**THE EXERCISE**
Read through the entries below and return each line with the word "label".

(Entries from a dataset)
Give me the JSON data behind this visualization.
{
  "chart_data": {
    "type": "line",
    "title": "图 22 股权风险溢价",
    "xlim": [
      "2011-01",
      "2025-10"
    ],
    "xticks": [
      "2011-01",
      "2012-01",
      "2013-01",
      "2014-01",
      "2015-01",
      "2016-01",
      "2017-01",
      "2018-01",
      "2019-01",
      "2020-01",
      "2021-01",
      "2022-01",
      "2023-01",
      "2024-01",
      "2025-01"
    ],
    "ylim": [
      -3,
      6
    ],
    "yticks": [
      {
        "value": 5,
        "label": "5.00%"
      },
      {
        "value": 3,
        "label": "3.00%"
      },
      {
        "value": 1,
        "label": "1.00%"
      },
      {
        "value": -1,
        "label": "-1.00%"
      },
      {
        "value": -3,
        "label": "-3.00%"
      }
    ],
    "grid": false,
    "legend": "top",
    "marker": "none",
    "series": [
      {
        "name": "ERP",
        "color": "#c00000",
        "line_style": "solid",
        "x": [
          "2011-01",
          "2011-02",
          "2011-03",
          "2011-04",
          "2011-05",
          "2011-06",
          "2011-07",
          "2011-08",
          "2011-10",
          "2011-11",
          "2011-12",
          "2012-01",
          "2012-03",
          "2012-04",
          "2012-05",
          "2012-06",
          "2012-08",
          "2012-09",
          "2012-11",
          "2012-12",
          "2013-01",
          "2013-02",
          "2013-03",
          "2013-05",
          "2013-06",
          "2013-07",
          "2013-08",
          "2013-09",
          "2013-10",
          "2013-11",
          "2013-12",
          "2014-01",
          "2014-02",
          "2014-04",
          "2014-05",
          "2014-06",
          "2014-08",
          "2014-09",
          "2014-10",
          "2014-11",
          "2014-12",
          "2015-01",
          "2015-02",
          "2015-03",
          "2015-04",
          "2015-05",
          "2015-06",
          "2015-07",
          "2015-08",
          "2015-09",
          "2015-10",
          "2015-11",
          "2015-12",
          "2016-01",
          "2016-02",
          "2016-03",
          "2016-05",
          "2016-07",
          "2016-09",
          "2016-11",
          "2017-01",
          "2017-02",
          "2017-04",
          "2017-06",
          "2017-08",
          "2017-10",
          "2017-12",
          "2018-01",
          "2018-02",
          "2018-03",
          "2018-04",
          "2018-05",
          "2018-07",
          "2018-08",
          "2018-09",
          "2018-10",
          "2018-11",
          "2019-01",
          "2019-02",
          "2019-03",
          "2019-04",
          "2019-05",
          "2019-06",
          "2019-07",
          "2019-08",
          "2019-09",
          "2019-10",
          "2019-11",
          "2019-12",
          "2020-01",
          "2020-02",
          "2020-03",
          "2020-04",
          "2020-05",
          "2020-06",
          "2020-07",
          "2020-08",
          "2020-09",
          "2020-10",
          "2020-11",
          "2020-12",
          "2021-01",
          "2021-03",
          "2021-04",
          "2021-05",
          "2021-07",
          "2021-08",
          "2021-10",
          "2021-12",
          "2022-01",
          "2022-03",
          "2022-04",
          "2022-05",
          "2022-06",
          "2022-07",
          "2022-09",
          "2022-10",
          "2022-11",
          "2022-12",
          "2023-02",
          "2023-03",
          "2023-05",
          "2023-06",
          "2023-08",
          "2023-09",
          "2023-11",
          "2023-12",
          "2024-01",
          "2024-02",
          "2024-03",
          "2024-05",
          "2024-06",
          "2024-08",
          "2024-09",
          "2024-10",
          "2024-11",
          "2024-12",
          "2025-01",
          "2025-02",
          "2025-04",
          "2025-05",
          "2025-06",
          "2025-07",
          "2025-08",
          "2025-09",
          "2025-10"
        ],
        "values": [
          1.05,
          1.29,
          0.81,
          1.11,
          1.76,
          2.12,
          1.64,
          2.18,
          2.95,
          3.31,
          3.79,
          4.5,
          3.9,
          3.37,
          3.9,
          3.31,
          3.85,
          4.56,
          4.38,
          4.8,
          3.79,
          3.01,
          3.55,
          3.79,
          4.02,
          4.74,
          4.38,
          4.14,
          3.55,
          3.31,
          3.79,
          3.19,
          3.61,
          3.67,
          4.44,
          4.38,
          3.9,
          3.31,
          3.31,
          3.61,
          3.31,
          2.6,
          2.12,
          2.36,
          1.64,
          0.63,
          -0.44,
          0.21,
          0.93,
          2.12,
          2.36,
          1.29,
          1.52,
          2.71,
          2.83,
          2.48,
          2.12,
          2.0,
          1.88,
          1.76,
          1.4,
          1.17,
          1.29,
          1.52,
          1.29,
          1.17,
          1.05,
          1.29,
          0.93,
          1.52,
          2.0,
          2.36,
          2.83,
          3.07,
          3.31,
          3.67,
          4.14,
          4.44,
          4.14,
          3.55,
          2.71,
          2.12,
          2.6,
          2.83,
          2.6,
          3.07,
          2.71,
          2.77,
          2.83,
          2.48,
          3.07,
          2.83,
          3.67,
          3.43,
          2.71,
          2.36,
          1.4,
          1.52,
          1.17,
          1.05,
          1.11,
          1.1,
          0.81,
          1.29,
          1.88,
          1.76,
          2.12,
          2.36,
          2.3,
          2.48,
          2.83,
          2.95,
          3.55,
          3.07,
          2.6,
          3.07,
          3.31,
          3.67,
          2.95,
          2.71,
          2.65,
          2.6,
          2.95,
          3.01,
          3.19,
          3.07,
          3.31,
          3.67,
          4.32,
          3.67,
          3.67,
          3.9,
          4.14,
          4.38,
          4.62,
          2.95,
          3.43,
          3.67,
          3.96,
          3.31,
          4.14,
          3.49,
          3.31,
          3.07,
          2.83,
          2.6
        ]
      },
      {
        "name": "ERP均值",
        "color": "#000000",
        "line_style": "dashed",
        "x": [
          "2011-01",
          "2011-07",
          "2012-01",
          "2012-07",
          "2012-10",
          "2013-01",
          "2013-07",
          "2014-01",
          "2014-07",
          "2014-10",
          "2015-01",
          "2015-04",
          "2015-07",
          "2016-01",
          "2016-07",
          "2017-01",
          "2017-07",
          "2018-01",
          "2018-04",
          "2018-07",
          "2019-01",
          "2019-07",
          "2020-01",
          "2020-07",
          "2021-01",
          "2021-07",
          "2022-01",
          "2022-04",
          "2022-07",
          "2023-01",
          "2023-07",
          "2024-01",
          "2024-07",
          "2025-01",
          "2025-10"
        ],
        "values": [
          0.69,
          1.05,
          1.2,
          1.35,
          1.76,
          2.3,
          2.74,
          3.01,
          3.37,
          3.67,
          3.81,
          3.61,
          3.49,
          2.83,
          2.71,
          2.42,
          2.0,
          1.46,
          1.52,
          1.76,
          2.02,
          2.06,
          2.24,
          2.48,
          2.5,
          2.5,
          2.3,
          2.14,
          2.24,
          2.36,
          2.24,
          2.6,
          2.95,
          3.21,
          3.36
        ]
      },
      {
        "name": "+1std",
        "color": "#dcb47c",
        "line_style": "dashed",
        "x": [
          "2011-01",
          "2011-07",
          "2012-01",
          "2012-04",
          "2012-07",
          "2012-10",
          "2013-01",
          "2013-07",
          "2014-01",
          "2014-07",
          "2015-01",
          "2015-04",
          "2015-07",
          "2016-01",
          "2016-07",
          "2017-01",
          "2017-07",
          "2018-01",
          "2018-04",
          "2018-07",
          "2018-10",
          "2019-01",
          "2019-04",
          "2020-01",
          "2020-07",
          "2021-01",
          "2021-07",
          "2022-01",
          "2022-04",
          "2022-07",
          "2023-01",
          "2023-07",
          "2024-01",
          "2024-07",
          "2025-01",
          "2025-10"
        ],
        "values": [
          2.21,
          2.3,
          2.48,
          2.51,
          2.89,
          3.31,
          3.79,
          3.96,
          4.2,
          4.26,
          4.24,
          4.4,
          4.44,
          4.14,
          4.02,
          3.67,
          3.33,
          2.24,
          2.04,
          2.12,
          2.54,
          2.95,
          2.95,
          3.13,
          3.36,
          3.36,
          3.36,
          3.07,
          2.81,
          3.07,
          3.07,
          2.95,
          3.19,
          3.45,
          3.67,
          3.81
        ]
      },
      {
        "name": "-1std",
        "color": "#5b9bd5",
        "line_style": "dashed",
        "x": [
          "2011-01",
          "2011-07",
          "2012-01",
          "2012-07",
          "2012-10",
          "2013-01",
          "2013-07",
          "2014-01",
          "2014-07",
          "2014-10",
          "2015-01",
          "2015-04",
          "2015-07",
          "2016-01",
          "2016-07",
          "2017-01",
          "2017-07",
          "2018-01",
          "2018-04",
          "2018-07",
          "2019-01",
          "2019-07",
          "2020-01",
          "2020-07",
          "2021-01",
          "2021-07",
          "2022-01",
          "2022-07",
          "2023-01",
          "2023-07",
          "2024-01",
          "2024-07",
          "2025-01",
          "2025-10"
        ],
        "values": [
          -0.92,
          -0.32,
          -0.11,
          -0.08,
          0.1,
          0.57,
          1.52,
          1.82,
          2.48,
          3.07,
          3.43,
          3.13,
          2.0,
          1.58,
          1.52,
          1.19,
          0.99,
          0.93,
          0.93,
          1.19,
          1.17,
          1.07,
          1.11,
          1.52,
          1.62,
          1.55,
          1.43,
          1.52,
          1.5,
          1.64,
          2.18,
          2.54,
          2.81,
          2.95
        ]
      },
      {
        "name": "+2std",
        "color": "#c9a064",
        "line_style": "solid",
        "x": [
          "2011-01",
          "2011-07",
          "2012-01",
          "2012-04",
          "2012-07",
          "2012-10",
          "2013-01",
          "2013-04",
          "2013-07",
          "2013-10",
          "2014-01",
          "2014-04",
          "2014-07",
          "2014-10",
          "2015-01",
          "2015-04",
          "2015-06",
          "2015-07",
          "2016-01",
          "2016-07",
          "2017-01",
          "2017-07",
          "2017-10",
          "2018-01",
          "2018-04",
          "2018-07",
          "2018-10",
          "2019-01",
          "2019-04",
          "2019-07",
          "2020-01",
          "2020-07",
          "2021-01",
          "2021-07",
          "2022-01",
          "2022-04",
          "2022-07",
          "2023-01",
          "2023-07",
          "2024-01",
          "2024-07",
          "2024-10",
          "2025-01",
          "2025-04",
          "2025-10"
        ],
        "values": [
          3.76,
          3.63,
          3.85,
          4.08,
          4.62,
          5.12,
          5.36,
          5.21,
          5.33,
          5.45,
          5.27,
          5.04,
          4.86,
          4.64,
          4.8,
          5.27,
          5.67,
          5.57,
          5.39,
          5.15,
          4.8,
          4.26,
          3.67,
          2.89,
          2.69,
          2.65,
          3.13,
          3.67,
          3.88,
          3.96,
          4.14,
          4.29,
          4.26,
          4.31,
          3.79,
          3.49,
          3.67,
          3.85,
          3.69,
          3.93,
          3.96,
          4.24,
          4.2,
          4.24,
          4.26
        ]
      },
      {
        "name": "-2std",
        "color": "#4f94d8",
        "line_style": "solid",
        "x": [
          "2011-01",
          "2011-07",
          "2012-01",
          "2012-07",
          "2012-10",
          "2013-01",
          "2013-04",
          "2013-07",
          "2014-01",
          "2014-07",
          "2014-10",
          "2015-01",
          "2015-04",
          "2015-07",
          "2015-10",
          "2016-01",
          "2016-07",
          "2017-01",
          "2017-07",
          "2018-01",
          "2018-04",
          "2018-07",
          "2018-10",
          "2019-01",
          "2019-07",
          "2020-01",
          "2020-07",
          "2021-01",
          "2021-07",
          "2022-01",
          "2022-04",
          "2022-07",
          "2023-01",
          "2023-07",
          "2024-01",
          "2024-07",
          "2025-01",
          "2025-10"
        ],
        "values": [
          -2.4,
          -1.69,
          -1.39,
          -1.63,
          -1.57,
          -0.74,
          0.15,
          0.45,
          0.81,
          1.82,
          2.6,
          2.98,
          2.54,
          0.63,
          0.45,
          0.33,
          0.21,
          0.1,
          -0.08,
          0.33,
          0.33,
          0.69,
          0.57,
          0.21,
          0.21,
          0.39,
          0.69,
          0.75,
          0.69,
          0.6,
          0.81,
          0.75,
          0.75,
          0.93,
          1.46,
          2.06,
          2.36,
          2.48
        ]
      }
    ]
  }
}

**RIGHT ANSWER**
        "label": "5.00%"
        "label": "3.00%"
        "label": "1.00%"
        "label": "-1.00%"
        "label": "-3.00%"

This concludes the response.